> **THE RECORDS**
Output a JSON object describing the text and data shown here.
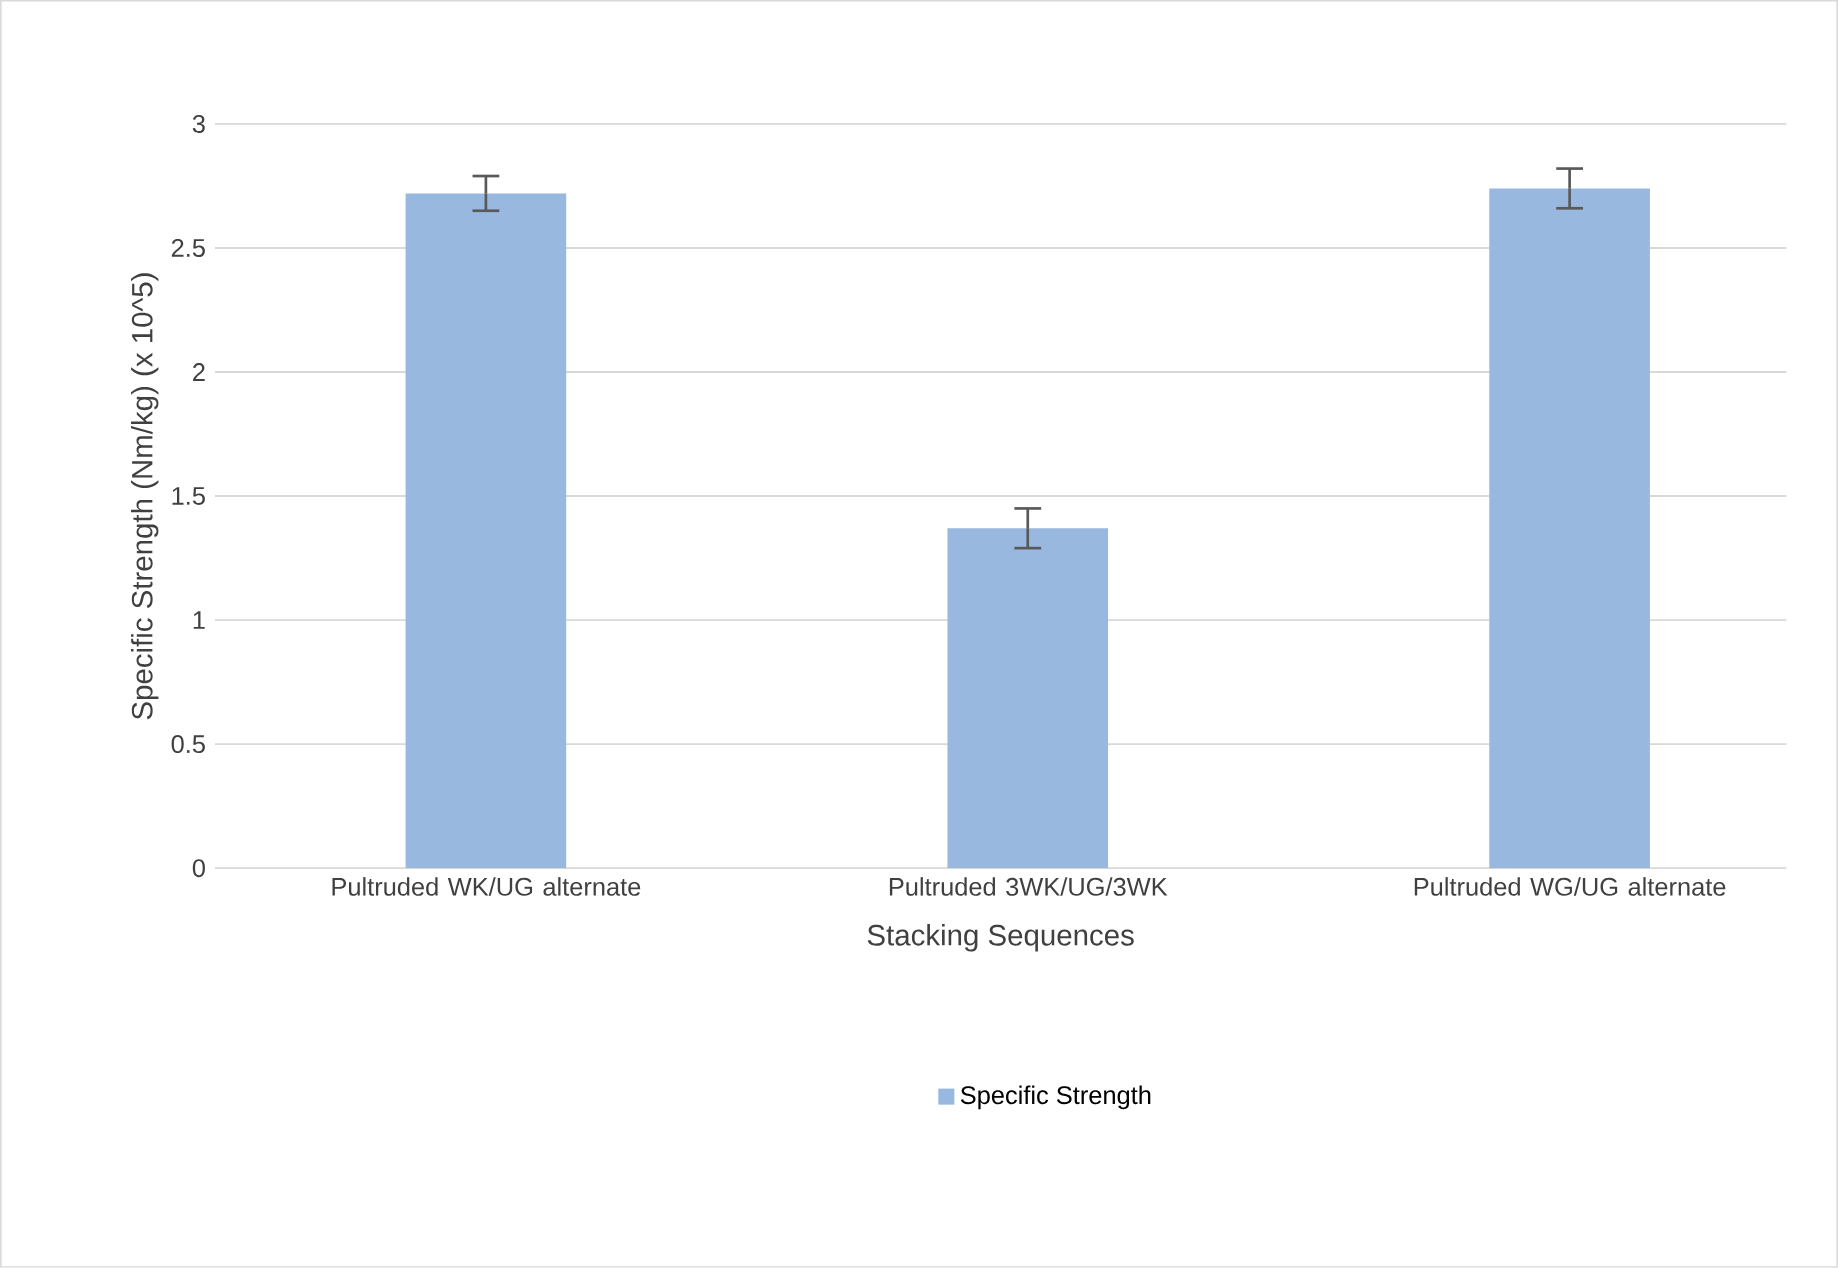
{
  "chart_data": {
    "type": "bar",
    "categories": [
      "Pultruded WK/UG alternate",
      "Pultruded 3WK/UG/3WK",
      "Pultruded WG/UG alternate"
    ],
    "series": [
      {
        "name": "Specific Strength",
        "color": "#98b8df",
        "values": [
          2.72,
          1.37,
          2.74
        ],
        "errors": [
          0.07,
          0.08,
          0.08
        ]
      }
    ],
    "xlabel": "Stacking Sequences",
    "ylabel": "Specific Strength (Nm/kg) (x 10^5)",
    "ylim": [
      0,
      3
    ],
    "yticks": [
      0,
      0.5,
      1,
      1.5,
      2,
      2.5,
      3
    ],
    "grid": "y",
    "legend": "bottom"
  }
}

==

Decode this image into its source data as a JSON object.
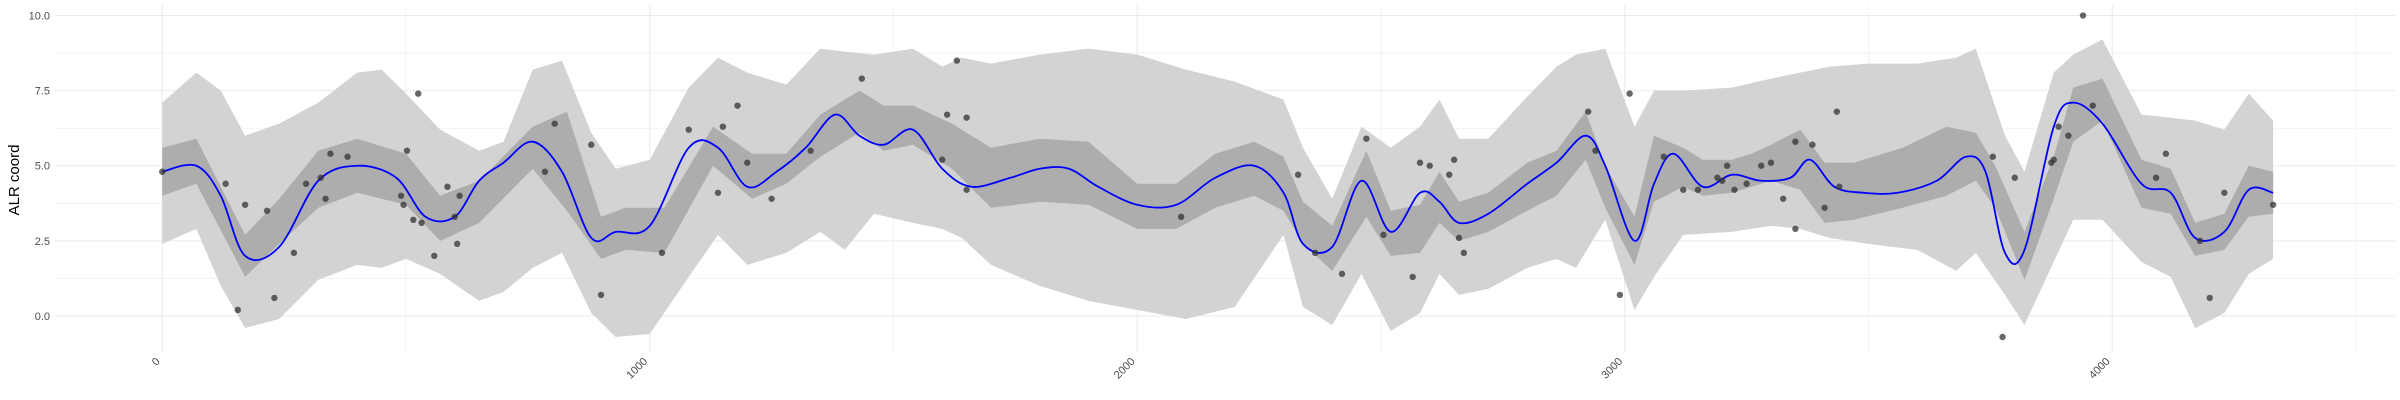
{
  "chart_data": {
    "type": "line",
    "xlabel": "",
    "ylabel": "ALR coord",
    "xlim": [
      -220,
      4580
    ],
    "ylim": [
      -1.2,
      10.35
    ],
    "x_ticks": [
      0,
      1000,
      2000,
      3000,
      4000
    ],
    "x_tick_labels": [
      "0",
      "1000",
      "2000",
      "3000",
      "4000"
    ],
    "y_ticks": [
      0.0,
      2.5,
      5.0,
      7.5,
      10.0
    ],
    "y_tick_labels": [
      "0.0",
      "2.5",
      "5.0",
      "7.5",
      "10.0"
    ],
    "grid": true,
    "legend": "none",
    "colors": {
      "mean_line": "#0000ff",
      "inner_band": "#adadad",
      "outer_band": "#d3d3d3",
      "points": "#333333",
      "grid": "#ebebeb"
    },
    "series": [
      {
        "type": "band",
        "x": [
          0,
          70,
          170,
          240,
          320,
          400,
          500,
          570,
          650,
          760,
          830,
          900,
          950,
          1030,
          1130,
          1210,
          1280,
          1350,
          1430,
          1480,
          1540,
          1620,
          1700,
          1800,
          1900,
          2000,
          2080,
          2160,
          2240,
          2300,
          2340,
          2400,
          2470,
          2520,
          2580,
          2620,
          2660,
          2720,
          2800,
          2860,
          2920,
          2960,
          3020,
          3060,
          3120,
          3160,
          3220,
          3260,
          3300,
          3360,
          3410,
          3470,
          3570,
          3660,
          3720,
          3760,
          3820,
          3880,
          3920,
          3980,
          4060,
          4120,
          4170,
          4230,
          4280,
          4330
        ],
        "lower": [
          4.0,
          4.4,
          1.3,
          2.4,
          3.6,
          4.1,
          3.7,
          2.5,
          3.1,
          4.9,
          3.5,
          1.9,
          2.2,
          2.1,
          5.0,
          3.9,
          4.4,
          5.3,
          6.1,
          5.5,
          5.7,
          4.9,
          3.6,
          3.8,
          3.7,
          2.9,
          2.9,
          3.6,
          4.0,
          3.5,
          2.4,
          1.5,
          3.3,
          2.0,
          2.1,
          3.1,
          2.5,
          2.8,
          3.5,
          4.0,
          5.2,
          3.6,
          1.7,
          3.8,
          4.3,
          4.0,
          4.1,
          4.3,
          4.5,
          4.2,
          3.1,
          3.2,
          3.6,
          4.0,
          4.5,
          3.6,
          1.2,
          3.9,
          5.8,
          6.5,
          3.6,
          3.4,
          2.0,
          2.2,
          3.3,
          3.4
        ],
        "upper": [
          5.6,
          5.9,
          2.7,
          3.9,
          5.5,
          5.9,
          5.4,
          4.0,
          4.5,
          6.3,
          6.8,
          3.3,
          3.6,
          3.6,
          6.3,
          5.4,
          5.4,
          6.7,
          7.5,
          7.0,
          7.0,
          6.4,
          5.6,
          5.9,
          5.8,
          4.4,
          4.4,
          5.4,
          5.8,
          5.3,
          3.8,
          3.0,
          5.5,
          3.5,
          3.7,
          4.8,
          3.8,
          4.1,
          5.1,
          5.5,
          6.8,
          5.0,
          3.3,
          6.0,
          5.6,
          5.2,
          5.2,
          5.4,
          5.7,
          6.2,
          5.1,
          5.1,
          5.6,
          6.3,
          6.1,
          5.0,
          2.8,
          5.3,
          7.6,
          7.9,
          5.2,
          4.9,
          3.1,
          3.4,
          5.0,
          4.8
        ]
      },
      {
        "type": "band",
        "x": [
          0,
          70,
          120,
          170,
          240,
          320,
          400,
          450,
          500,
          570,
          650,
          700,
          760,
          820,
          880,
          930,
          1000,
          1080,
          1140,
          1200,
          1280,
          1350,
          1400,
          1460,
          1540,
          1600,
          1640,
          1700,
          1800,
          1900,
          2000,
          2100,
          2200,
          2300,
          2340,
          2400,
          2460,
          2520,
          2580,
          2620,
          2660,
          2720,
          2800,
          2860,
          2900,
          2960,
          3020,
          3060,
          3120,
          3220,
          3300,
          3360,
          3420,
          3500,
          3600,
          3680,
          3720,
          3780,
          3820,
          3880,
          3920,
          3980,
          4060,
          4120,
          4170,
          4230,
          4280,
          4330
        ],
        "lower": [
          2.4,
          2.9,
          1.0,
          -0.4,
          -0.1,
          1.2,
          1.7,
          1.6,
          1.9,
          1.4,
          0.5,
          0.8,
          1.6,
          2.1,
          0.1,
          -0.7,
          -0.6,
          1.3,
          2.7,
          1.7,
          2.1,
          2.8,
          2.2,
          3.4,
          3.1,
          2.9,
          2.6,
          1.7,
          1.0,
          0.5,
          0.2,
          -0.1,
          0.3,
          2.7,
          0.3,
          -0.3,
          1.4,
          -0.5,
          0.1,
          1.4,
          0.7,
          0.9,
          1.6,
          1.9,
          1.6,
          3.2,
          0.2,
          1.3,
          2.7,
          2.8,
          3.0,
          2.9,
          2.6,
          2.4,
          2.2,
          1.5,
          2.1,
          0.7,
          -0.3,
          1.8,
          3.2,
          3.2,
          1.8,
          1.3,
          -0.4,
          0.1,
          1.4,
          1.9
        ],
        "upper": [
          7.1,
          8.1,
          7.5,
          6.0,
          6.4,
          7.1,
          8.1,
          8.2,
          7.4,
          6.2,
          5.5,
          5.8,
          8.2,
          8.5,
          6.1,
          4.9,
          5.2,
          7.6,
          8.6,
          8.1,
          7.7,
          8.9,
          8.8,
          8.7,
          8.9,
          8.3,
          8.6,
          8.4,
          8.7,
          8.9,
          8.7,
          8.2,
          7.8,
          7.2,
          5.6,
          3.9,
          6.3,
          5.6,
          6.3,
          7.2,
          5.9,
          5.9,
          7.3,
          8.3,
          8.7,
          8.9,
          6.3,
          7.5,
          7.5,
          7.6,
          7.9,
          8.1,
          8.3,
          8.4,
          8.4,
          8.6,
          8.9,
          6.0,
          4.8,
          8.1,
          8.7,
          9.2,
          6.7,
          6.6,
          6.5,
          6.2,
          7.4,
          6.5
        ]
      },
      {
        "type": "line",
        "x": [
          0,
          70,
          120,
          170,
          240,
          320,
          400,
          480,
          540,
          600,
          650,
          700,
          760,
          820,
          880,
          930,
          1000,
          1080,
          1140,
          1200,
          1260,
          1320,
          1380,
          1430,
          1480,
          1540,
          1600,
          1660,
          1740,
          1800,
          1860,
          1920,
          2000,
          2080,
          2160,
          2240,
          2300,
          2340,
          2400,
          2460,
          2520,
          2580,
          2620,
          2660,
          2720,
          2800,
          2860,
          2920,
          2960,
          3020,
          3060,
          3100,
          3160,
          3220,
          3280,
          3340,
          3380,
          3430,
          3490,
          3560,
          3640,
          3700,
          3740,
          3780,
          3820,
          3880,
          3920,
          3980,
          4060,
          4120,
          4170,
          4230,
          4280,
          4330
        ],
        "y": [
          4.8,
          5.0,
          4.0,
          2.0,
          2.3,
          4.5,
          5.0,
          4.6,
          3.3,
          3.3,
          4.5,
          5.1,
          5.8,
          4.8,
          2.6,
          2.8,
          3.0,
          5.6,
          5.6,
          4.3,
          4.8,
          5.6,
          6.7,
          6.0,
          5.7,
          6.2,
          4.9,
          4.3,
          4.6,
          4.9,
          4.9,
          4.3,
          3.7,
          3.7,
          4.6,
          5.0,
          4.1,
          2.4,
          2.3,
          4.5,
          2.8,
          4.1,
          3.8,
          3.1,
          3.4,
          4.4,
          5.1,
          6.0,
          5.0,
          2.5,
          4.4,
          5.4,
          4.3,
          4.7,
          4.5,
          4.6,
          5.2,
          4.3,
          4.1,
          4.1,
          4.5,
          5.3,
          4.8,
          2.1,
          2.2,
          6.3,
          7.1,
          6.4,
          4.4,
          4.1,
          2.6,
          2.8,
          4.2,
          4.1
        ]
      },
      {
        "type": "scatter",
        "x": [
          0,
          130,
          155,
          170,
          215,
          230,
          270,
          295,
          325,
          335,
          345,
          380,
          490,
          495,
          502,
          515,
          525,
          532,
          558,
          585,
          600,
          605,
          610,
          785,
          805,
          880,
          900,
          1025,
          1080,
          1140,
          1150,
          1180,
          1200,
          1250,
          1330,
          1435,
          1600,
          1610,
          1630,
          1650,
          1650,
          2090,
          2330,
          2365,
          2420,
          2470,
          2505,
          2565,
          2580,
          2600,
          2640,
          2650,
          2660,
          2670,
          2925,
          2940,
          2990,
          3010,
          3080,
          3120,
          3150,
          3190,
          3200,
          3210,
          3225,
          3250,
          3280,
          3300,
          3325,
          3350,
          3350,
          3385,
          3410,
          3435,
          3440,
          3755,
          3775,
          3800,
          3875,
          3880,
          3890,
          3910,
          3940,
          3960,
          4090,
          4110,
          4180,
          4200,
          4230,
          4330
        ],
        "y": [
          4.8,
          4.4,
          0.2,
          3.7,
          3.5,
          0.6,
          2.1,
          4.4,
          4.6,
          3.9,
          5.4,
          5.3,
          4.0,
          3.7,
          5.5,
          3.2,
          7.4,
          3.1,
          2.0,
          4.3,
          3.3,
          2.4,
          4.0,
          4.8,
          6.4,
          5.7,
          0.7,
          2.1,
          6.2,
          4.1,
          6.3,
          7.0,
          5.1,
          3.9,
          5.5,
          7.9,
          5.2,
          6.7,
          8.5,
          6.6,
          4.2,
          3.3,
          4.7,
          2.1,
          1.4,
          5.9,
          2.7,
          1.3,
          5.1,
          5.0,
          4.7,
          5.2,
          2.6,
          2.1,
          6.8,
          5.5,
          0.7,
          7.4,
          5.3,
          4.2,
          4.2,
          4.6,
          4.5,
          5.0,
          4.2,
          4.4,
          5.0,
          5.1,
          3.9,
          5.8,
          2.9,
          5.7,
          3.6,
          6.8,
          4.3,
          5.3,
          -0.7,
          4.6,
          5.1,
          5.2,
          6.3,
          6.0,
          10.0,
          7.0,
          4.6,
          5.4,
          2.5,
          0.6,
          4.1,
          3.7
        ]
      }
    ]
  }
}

--

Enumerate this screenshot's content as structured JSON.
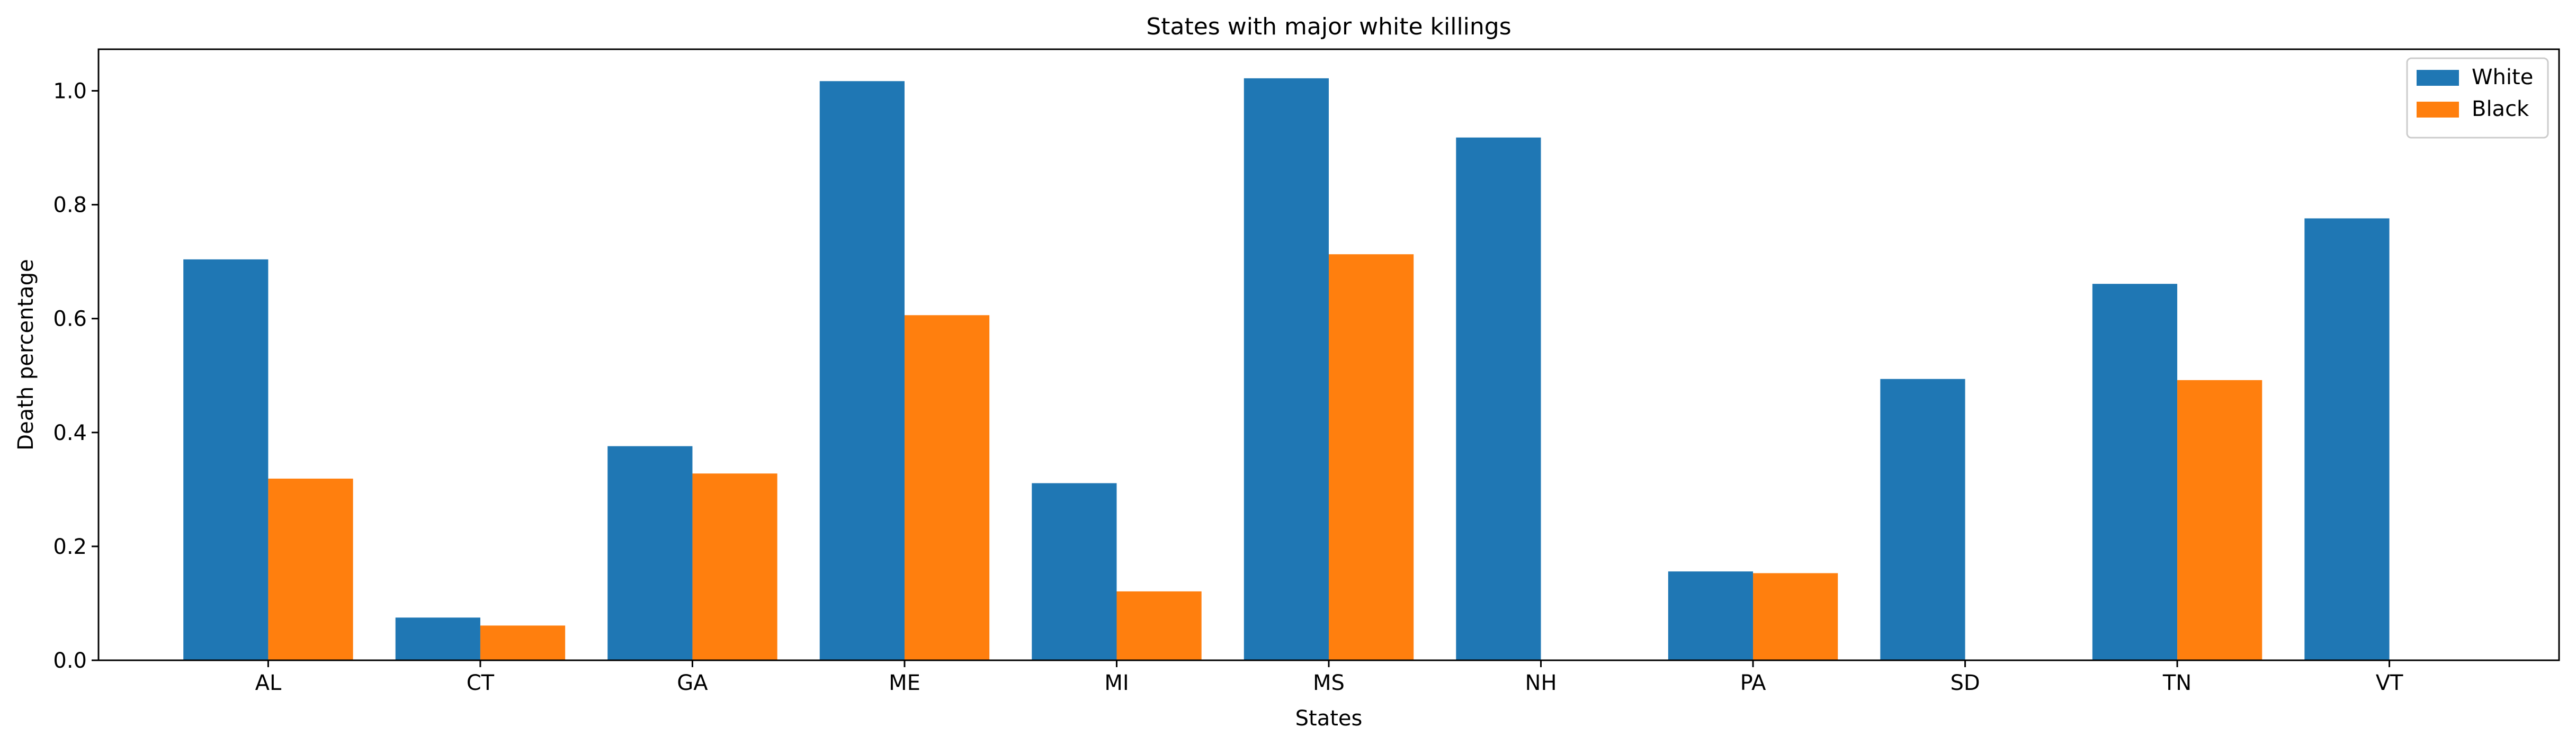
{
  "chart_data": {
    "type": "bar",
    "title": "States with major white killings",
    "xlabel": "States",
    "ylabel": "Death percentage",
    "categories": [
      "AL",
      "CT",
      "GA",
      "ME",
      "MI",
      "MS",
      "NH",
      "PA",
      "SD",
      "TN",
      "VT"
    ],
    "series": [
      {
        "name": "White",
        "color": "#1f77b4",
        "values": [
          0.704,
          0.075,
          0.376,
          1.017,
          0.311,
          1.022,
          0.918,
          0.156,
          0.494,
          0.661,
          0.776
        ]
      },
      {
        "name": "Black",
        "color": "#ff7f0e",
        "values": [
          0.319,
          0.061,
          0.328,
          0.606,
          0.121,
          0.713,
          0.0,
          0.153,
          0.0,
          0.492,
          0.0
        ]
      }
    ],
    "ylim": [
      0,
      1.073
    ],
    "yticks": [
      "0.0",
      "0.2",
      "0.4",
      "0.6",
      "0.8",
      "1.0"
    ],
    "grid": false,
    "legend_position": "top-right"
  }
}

> **AIM**
Pull out the lines above in which the word "this" appears.

> **FINISHED TASK**
Decode this image into its source data as a JSON object.
Enumerate this screenshot's content as structured JSON.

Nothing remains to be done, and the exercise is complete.